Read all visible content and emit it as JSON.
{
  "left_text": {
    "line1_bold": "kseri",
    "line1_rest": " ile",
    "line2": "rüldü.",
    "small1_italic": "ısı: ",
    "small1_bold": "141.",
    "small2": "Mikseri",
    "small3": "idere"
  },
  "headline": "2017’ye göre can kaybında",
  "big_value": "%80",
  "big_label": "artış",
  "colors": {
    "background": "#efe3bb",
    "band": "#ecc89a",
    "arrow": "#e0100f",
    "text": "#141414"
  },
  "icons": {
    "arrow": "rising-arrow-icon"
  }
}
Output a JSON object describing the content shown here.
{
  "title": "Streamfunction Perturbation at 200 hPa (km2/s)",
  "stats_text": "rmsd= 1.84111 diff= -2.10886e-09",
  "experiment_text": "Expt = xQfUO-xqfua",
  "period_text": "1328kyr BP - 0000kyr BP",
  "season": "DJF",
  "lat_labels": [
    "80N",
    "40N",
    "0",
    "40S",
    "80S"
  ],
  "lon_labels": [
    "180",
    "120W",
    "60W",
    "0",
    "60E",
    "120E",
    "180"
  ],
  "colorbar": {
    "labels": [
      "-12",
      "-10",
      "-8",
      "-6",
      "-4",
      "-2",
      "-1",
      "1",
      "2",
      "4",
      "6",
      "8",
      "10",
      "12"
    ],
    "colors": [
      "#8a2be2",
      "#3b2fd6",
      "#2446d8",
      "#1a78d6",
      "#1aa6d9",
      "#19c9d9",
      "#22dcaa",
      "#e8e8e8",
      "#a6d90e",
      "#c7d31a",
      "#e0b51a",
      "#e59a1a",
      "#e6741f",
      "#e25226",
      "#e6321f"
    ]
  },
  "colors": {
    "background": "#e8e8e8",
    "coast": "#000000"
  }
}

= = = = = = =

Direction: Count how many lines of the listing above include "arrow" and report that number alone.

Exercise result: 2